What is being asked =>
Write out each line in which the string "LAVENDER" is present.

Rows =>
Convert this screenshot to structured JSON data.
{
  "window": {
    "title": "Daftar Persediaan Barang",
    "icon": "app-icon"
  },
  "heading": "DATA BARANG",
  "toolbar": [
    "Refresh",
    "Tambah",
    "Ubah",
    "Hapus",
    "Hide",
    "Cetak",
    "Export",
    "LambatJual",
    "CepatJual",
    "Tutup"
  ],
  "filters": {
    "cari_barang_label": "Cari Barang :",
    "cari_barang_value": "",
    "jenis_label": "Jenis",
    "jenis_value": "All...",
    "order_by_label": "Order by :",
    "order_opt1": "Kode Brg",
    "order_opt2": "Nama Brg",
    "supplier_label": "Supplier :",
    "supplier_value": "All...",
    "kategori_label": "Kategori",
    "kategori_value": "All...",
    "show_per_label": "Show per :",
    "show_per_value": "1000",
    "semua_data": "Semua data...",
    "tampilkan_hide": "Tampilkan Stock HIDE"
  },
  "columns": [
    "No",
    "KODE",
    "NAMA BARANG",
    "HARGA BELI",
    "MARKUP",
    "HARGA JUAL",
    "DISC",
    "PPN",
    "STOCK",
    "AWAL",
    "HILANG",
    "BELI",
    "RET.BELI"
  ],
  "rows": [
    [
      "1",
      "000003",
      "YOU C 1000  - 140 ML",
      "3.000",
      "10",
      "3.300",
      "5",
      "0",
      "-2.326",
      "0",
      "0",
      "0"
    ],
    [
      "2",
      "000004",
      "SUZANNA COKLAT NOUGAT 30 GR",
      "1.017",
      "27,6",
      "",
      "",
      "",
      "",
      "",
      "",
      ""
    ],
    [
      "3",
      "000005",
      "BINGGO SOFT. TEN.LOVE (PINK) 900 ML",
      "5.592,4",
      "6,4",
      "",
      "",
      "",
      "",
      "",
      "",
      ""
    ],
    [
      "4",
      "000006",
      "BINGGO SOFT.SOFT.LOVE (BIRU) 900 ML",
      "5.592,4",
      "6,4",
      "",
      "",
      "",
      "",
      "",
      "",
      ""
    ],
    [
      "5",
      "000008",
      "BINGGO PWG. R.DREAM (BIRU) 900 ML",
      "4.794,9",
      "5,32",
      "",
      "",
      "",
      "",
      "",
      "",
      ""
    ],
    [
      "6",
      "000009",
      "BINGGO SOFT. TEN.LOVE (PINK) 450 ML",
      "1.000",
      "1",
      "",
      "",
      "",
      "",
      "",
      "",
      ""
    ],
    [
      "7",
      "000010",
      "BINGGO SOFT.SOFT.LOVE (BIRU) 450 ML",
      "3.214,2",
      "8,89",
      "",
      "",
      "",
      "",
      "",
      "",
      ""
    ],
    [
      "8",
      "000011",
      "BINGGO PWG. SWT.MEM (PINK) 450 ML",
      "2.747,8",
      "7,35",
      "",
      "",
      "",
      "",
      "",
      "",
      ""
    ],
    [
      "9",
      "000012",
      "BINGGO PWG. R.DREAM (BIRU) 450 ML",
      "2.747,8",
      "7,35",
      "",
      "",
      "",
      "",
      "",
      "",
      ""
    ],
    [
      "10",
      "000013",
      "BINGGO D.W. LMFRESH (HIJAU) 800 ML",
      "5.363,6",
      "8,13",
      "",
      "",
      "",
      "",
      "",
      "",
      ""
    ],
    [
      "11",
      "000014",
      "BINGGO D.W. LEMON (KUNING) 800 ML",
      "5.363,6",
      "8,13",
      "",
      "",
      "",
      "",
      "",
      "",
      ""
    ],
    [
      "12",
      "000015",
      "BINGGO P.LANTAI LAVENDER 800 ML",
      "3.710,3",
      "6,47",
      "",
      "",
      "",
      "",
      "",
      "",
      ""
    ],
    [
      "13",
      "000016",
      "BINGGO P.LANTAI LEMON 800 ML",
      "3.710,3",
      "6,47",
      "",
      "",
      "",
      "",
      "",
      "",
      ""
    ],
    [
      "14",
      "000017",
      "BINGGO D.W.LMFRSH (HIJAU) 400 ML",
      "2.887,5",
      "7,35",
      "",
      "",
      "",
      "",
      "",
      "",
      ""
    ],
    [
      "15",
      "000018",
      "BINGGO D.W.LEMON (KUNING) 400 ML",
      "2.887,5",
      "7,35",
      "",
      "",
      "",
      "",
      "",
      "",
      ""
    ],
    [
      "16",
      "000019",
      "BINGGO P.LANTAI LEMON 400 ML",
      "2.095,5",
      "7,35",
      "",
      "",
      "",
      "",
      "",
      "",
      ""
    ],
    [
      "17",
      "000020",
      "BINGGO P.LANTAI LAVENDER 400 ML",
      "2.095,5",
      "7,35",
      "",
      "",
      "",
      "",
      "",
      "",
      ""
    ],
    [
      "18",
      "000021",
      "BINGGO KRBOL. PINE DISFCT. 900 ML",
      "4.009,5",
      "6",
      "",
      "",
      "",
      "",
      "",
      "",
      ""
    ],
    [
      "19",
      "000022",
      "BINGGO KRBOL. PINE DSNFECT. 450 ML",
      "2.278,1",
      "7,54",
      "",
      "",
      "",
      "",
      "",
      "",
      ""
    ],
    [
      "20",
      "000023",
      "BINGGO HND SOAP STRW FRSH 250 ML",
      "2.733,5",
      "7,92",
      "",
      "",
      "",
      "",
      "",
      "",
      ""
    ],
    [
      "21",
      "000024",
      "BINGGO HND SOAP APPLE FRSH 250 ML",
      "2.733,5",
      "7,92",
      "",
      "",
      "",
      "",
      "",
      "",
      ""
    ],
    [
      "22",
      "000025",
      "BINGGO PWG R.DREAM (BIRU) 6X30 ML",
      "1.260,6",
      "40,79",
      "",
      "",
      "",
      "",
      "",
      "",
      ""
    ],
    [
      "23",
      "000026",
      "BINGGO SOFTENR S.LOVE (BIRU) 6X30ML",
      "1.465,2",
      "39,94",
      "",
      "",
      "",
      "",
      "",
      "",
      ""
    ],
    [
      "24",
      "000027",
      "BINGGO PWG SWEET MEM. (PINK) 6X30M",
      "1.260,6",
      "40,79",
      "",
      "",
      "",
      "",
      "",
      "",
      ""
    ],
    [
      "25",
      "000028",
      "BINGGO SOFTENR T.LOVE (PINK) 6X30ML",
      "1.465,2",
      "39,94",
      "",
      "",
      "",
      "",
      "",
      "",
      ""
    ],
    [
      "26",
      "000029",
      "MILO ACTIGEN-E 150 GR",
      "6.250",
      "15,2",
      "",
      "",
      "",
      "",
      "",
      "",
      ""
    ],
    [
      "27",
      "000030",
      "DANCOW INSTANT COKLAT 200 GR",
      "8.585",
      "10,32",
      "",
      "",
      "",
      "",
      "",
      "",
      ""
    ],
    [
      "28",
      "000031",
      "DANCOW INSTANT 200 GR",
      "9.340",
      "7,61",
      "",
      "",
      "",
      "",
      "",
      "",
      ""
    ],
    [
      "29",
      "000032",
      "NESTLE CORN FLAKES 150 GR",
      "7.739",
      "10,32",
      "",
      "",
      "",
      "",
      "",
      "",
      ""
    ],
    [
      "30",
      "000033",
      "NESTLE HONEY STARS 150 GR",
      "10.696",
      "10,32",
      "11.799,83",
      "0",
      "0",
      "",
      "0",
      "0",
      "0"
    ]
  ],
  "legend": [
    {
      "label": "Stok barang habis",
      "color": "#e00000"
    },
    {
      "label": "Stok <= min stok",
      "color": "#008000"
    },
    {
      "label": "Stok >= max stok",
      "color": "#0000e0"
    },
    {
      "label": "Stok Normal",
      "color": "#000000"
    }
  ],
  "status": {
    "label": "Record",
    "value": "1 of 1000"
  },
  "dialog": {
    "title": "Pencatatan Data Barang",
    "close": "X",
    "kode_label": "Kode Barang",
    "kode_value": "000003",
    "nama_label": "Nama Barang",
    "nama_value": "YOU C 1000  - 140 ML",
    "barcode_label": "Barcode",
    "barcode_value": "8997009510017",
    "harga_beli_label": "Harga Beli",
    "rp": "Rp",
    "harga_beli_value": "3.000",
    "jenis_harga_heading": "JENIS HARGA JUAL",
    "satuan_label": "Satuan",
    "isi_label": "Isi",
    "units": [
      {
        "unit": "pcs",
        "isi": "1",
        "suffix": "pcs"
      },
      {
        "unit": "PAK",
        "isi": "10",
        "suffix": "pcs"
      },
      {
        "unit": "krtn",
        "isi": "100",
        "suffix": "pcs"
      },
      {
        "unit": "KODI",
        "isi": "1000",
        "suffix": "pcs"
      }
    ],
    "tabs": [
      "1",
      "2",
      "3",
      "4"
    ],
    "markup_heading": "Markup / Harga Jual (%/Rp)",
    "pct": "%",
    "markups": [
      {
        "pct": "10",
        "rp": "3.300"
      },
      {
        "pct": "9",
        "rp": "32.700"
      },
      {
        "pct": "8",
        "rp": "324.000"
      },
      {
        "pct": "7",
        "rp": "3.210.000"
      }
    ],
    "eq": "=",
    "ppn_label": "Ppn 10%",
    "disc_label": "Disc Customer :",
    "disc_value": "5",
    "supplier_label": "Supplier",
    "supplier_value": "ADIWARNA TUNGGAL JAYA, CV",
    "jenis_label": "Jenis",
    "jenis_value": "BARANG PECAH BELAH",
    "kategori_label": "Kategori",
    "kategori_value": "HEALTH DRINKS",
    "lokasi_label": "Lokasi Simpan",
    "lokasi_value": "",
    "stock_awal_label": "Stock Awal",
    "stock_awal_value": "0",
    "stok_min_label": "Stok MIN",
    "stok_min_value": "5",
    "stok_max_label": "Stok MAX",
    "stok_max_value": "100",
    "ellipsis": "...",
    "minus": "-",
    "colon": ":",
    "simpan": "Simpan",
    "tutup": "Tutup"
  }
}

* * *

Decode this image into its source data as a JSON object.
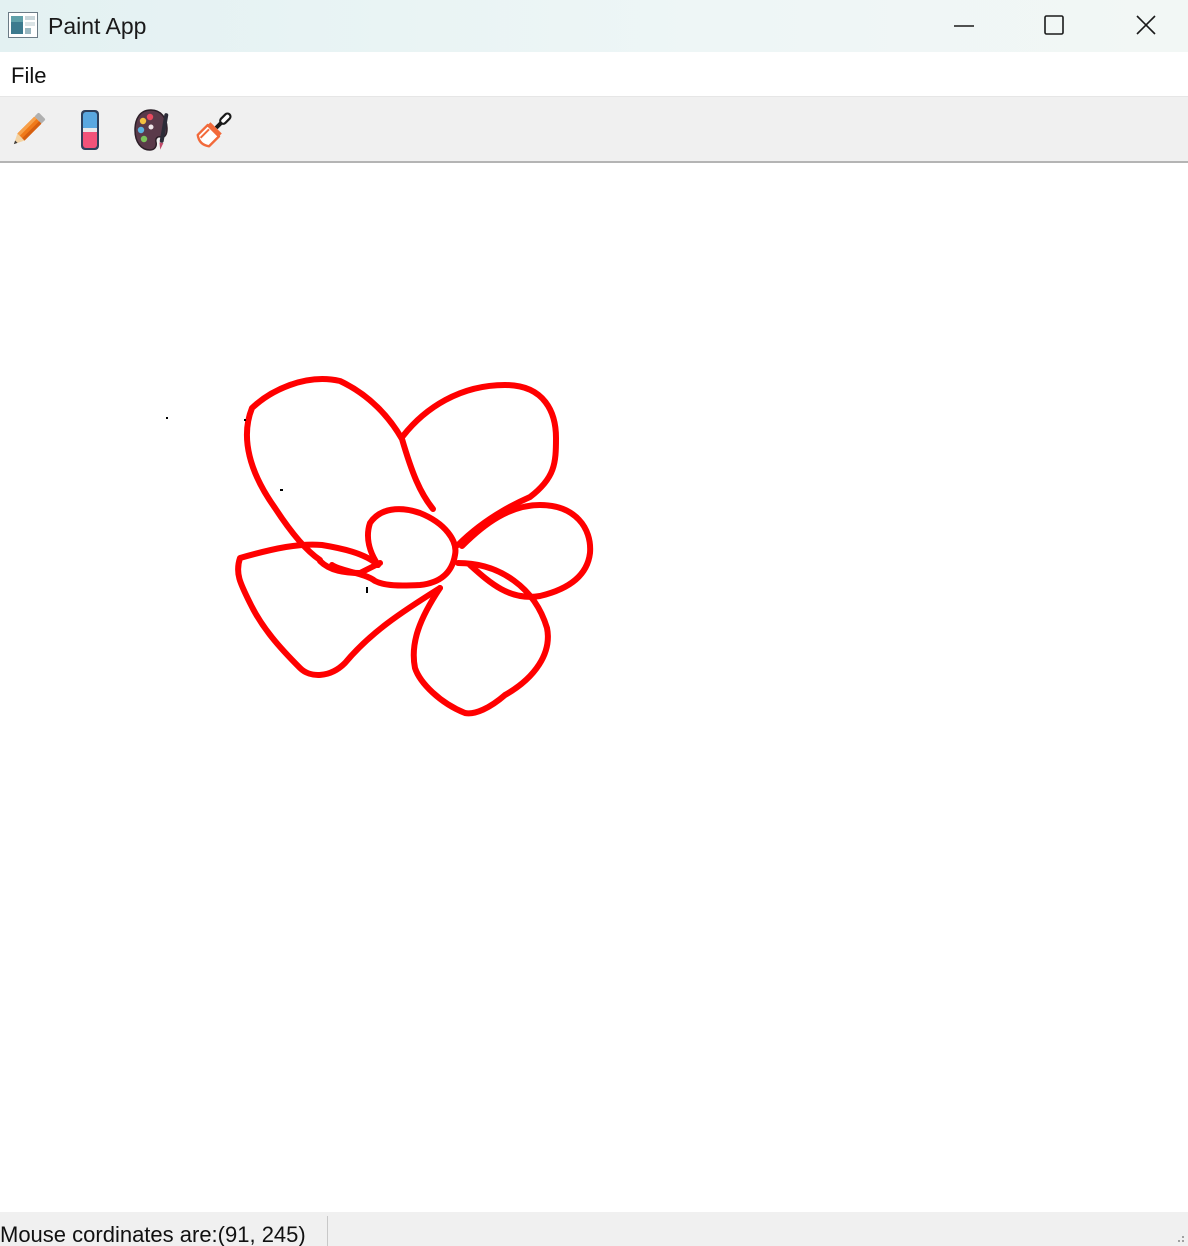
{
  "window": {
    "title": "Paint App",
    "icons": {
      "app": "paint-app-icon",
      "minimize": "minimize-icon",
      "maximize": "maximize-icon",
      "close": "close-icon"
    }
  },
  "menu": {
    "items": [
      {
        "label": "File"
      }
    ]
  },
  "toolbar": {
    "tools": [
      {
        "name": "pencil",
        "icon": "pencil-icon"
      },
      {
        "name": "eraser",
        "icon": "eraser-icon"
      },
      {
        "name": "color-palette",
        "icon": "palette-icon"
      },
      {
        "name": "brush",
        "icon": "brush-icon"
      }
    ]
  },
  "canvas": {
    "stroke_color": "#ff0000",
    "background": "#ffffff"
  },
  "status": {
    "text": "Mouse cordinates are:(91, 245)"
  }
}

---

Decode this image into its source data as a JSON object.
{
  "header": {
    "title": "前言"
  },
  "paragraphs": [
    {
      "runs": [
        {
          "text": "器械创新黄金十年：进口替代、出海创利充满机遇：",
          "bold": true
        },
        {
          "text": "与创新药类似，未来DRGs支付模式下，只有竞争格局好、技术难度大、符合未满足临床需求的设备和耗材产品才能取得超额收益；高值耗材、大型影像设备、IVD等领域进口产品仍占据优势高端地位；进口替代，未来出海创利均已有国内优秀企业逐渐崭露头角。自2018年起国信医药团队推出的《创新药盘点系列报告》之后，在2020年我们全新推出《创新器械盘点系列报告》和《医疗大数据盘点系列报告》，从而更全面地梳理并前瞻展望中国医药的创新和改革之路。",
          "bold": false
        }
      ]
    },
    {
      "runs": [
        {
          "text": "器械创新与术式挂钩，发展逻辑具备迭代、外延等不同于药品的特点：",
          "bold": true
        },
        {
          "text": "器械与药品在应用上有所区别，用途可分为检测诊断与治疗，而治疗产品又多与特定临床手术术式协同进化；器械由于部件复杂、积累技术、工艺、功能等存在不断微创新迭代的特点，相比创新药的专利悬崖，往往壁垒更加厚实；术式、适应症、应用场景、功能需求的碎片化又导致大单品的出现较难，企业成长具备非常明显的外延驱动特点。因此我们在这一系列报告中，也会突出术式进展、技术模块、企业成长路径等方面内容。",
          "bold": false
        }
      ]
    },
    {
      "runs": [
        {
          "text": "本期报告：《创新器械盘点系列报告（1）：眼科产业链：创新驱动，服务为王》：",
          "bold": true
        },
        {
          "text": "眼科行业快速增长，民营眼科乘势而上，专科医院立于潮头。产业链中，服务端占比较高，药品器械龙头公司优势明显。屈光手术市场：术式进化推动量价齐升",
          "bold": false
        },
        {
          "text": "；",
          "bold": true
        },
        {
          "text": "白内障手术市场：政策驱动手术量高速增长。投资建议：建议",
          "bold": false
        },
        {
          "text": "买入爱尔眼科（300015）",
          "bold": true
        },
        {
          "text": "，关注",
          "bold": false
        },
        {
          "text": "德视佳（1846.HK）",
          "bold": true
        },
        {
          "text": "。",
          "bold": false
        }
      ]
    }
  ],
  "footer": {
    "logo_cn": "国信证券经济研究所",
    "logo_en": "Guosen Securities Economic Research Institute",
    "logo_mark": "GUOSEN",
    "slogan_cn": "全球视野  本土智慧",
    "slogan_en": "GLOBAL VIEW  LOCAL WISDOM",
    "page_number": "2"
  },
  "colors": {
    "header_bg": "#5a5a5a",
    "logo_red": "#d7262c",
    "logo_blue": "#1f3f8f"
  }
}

Output below =>
      "BINGGO P.LANTAI LAVENDER 800 ML",
      "BINGGO P.LANTAI LAVENDER 400 ML",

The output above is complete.